Can you render the listing below as a numbered list, using only the lines from the one holding "236, 646, 276]" through the one holding "648, 645, 676]", both included, and leaving out any blank lines?

__RECORDS FOR THIS EXERCISE__
++++++++++++++++++++
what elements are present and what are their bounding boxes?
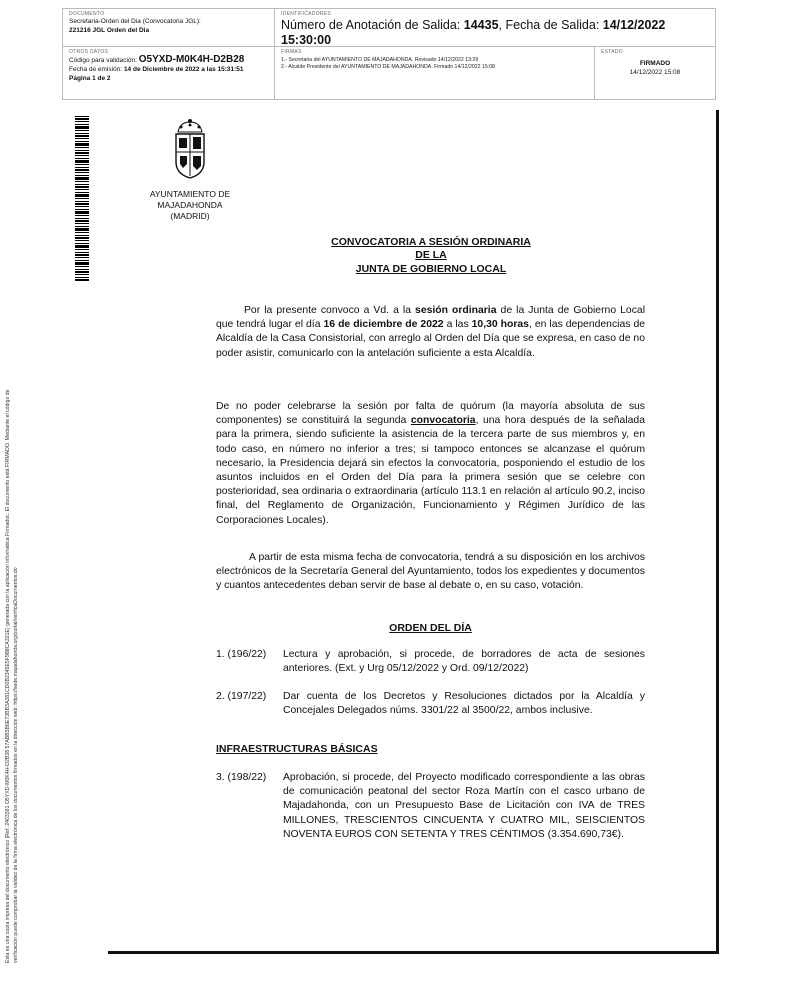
document-title	[216, 236, 646, 276]
agenda-item-text: Lectura y aprobación, si procede, de borradores de acta de sesiones anteriores. (Ext. y Urg 05/12/2022 y Ord. 09/12/2022)	[283, 649, 645, 675]
agenda-item-text: Dar cuenta de los Decretos y Resoluciones dictados por la Alcaldía y Concejales Delegados núms. 3301/22 al 3500/22, ambos inclusive.	[283, 691, 645, 717]
agenda-item	[216, 648, 645, 676]
paragraph-convocatoria: Por la presente convoco a Vd. a la sesión ordinaria de la Junta de Gobierno Local que tendrá lugar el día 16 de diciembre de 2022 a las 10,30 horas, en las dependencias de Alcaldía de la Casa Consistorial, con arreglo al Orden del Día que se expresa, en caso de no poder asistir, comunicarlo con la antelación suficiente a esta Alcaldía.	[216, 305, 646, 359]
title-line2: DE LA	[415, 249, 447, 262]
ayuntamiento-line3: (MADRID)	[170, 211, 210, 221]
fecha-emision-label: Fecha de emisión:	[69, 66, 123, 73]
fecha-emision-value: 14 de Diciembre de 2022 a las 15:31:51	[123, 66, 244, 73]
verification-margin-text	[5, 303, 31, 963]
ayuntamiento-line1: AYUNTAMIENTO DE	[149, 189, 231, 199]
otros-datos-cell	[63, 47, 275, 99]
agenda-item-number: 3. (198/22)	[216, 772, 267, 783]
section-infraestructuras: INFRAESTRUCTURAS BÁSICAS	[216, 743, 378, 755]
codigo-value[interactable]: O5YXD-M0K4H-D2B28	[138, 54, 245, 65]
coat-of-arms-icon	[170, 118, 210, 180]
documento-line2: 221216 JGL Orden del Dia	[69, 27, 150, 34]
identificadores-text: Número de Anotación de Salida: 14435, Fecha de Salida: 14/12/2022 15:30:00	[281, 18, 666, 47]
agenda-item	[216, 690, 645, 718]
title-line1: CONVOCATORIA A SESIÓN ORDINARIA	[331, 236, 531, 248]
documento-cell	[63, 9, 275, 47]
ayuntamiento-line2: MAJADAHONDA	[157, 200, 223, 210]
identificadores-caption: IDENTIFICADORES	[281, 11, 332, 17]
otros-caption: OTROS DATOS	[69, 49, 109, 55]
identificadores-cell	[275, 9, 715, 47]
documento-line1: Secretaria-Orden del Dia (Convocatoria JGL):	[69, 18, 201, 25]
firma-1: 1.- Secretaria del AYUNTAMIENTO DE MAJADAHONDA. Revisado 14/12/2022 13:29	[281, 57, 479, 63]
orden-del-dia-heading: ORDEN DEL DÍA	[389, 622, 472, 634]
barcode-icon	[75, 116, 89, 281]
firmas-caption: FIRMAS	[281, 49, 302, 55]
documento-caption: DOCUMENTO	[69, 11, 105, 17]
margin-line-2: verificación puede comprobar la validez de la firma electrónica de los documentos firmados en la dirección web: https://sede.majadahonda.org/portal/verificaDocumentos.do	[12, 567, 19, 963]
firmas-cell	[275, 47, 595, 99]
agenda-item	[216, 771, 645, 842]
estado-fecha: 14/12/2022 15:08	[629, 69, 681, 76]
agenda-item-number: 2. (197/22)	[216, 691, 267, 702]
margin-line-1: Esta es una copia impresa del documento electrónico (Ref: 2403391 O5YXD-M0K4H-D2B28 57ABB3B6E72BB3A281CD0B2345E5F988CA321E) generada con la aplicación informática Firmadoc. El documento está FIRMADO. Mediante el código de	[5, 389, 11, 963]
firma-2: 2.- Alcalde Presidente del AYUNTAMIENTO DE MAJADAHONDA. Firmado 14/12/2022 15:08	[281, 64, 495, 70]
agenda-item-text: Aprobación, si procede, del Proyecto modificado correspondiente a las obras de comunicación peatonal del sector Roza Martín con el casco urbano de Majadahonda, con un Presupuesto Base de Licitación con IVA de TRES MILLONES, TRESCIENTOS CINCUENTA Y CUATRO MIL, SEISCIENTOS NOVENTA EUROS CON SETENTA Y TRES CÉNTIMOS (3.354.690,73€).	[283, 772, 645, 840]
document-header	[62, 8, 716, 100]
ayuntamiento-name	[130, 189, 250, 222]
estado-value: FIRMADO	[639, 60, 671, 67]
pagina-indicator: Página 1 de 2	[69, 75, 111, 82]
paragraph-quorum: De no poder celebrarse la sesión por falta de quórum (la mayoría absoluta de sus componentes) se constituirá la segunda convocatoria, una hora después de la señalada para la primera, siendo suficiente la asistencia de la tercera parte de sus miembros y, en todo caso, en número no inferior a tres; si tampoco entonces se alcanzase el quórum necesario, la Presidencia dejará sin efectos la convocatoria, posponiendo el estudio de los asuntos incluidos en el Orden del Día para la primera sesión que se celebre con posterioridad, sea ordinaria o extraordinaria (artículo 113.1 en relación al artículo 90.2, inciso final, del Reglamento de Organización, Funcionamiento y Régimen Jurídico de las Corporaciones Locales).	[216, 401, 645, 526]
paragraph-archivos: A partir de esta misma fecha de convocatoria, tendrá a su disposición en los archivos electrónicos de la Secretaría General del Ayuntamiento, todos los expedientes y documentos y cuantos antecedentes deban servir de base al debate o, en su caso, votación.	[216, 552, 645, 592]
estado-cell	[595, 47, 715, 99]
codigo-label: Código para validación:	[69, 57, 137, 64]
estado-caption: ESTADO	[601, 49, 623, 55]
title-line3: JUNTA DE GOBIERNO LOCAL	[355, 262, 507, 275]
agenda-item-number: 1. (196/22)	[216, 649, 267, 660]
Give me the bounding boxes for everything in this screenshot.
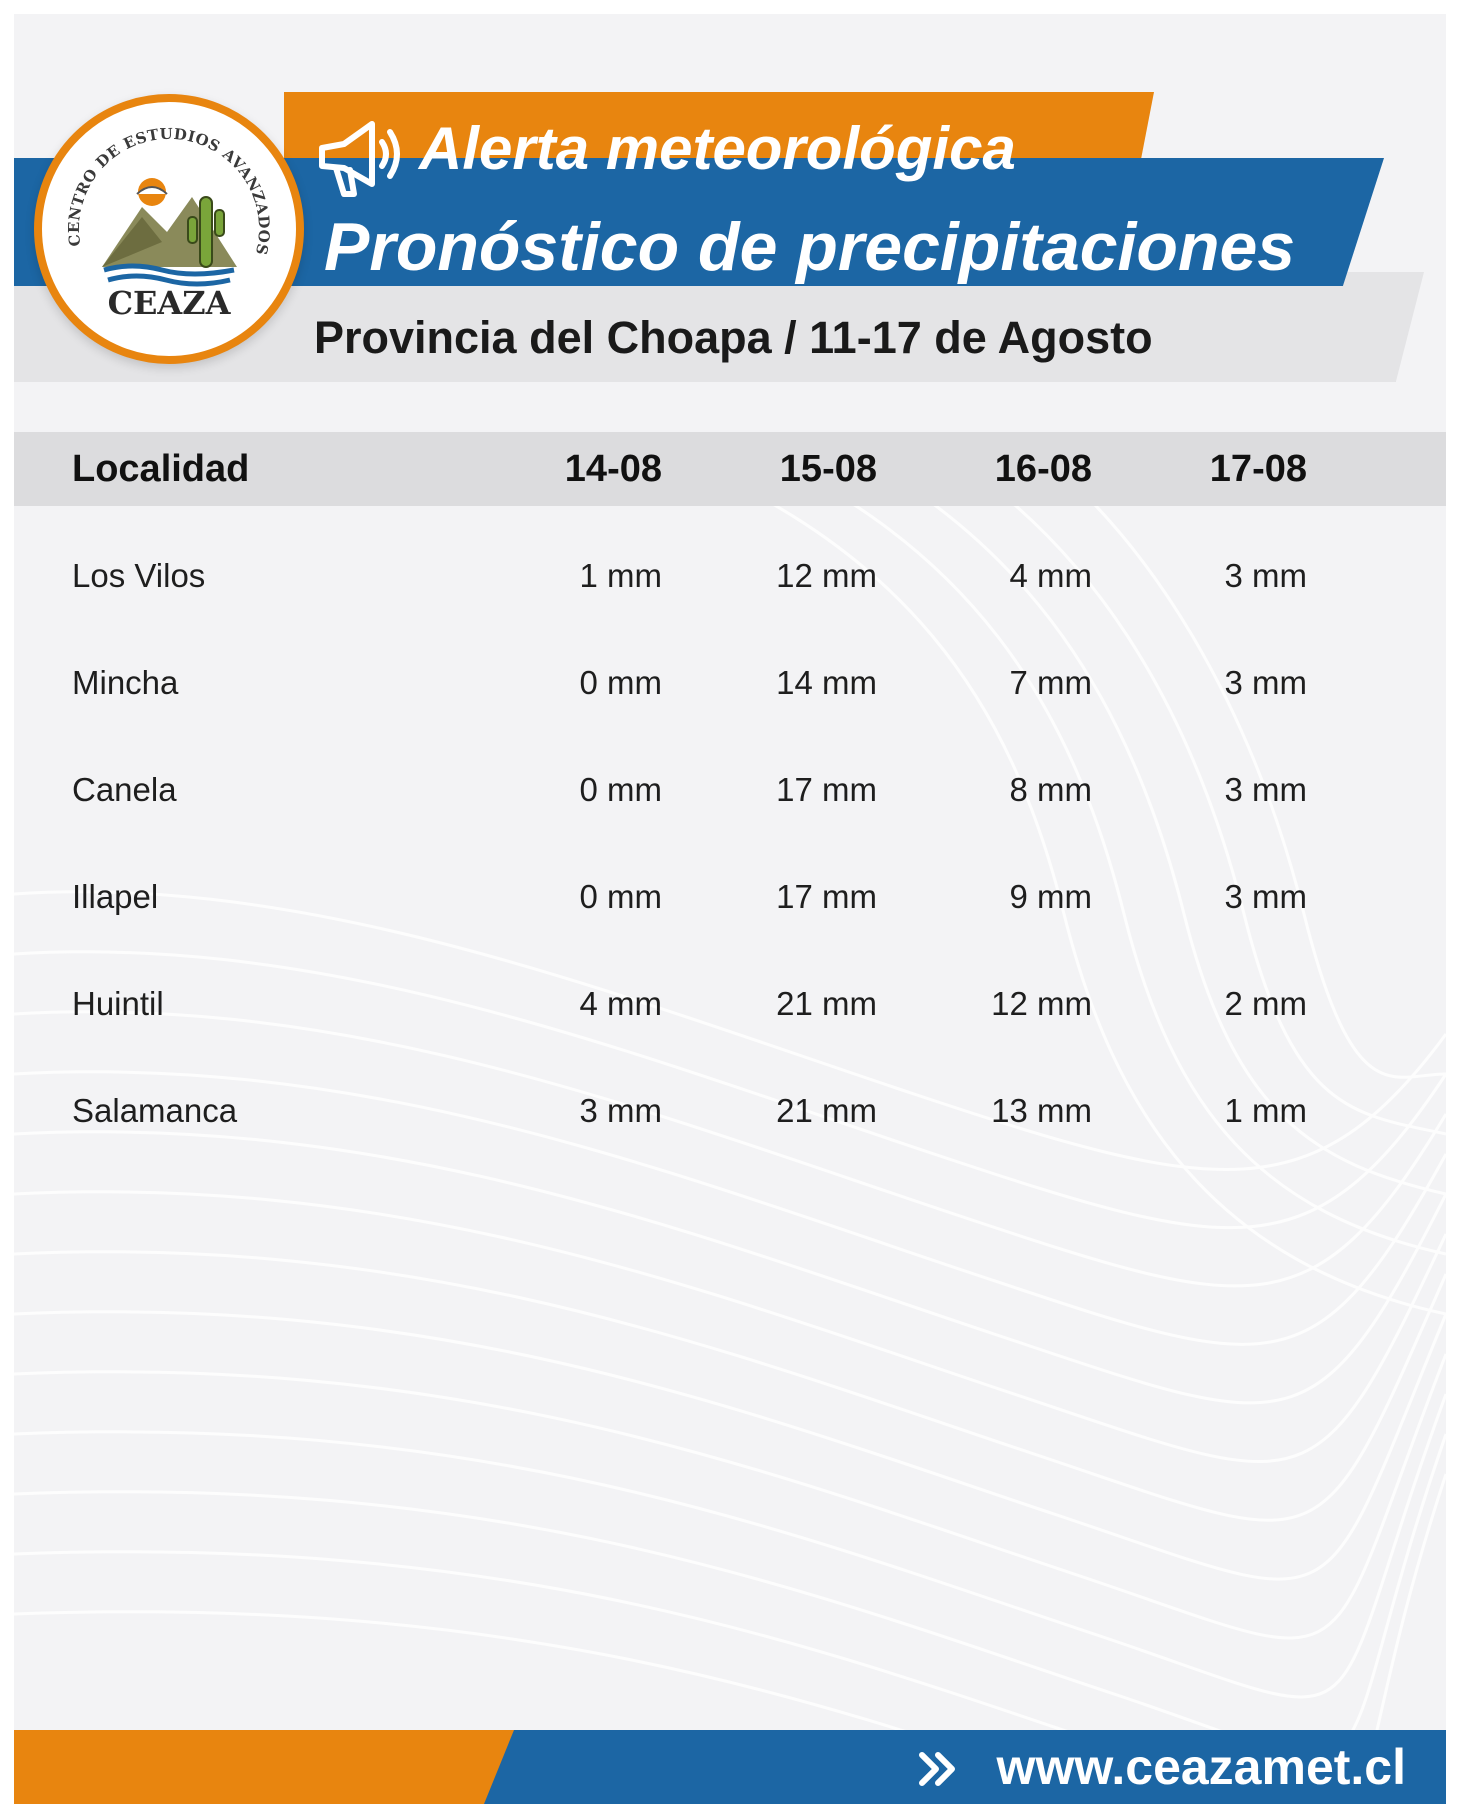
precipitation-value: 0 mm — [579, 878, 662, 915]
website-link[interactable]: www.ceazamet.cl — [996, 1739, 1406, 1795]
precipitation-value: 17 mm — [776, 771, 877, 808]
precipitation-value: 21 mm — [776, 985, 877, 1022]
row-locality: Mincha — [72, 664, 179, 701]
precipitation-value: 0 mm — [579, 771, 662, 808]
precipitation-value: 9 mm — [1009, 878, 1092, 915]
precipitation-value: 21 mm — [776, 1092, 877, 1129]
megaphone-icon — [314, 114, 406, 202]
precipitation-value: 1 mm — [1224, 1092, 1307, 1129]
footer-accent — [14, 1730, 514, 1804]
precipitation-value: 12 mm — [991, 985, 1092, 1022]
column-header-locality: Localidad — [72, 448, 250, 490]
precipitation-value: 3 mm — [1224, 771, 1307, 808]
row-locality: Salamanca — [72, 1092, 238, 1129]
forecast-card — [14, 14, 1446, 1804]
row-locality: Canela — [72, 771, 177, 808]
column-header-date: 14-08 — [564, 448, 662, 490]
precipitation-value: 1 mm — [579, 557, 662, 594]
precipitation-value: 0 mm — [579, 664, 662, 701]
chevrons-right-icon — [916, 1749, 960, 1789]
precipitation-value: 4 mm — [579, 985, 662, 1022]
precipitation-value: 17 mm — [776, 878, 877, 915]
precipitation-value: 3 mm — [579, 1092, 662, 1129]
page-subtitle: Provincia del Choapa / 11-17 de Agosto — [314, 312, 1153, 363]
column-header-date: 15-08 — [779, 448, 877, 490]
precipitation-value: 12 mm — [776, 557, 877, 594]
page-title: Pronóstico de precipitaciones — [324, 209, 1296, 285]
row-locality: Illapel — [72, 878, 159, 915]
precipitation-value: 7 mm — [1009, 664, 1092, 701]
precipitation-value: 13 mm — [991, 1092, 1092, 1129]
logo-wordmark: CEAZA — [107, 284, 231, 322]
precipitation-value: 3 mm — [1224, 557, 1307, 594]
precipitation-value: 3 mm — [1224, 878, 1307, 915]
precipitation-value: 3 mm — [1224, 664, 1307, 701]
alert-label: Alerta meteorológica — [419, 115, 1016, 182]
column-header-date: 17-08 — [1209, 448, 1307, 490]
precipitation-value: 4 mm — [1009, 557, 1092, 594]
logo-ring-text: CENTRO DE ESTUDIOS AVANZADOS — [64, 124, 274, 258]
column-header-date: 16-08 — [994, 448, 1092, 490]
precipitation-value: 14 mm — [776, 664, 877, 701]
row-locality: Huintil — [72, 985, 164, 1022]
precipitation-value: 8 mm — [1009, 771, 1092, 808]
row-locality: Los Vilos — [72, 557, 206, 594]
ceaza-logo — [34, 94, 304, 364]
precipitation-value: 2 mm — [1224, 985, 1307, 1022]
++++++++++++++++++++
__SOLUTION__
1. document-title	[216, 236, 646, 276]
2. agenda-item-text: Lectura y aprobación, si procede, de borradores de acta de sesiones anteriores. (Ext. y Urg 05/12/2022 y Ord. 09/12/2022)	[283, 649, 645, 675]
3. agenda-item-text: Dar cuenta de los Decretos y Resoluciones dictados por la Alcaldía y Concejales Delegados núms. 3301/22 al 3500/22, ambos inclusive.	[283, 691, 645, 717]
4. agenda-item	[216, 648, 645, 676]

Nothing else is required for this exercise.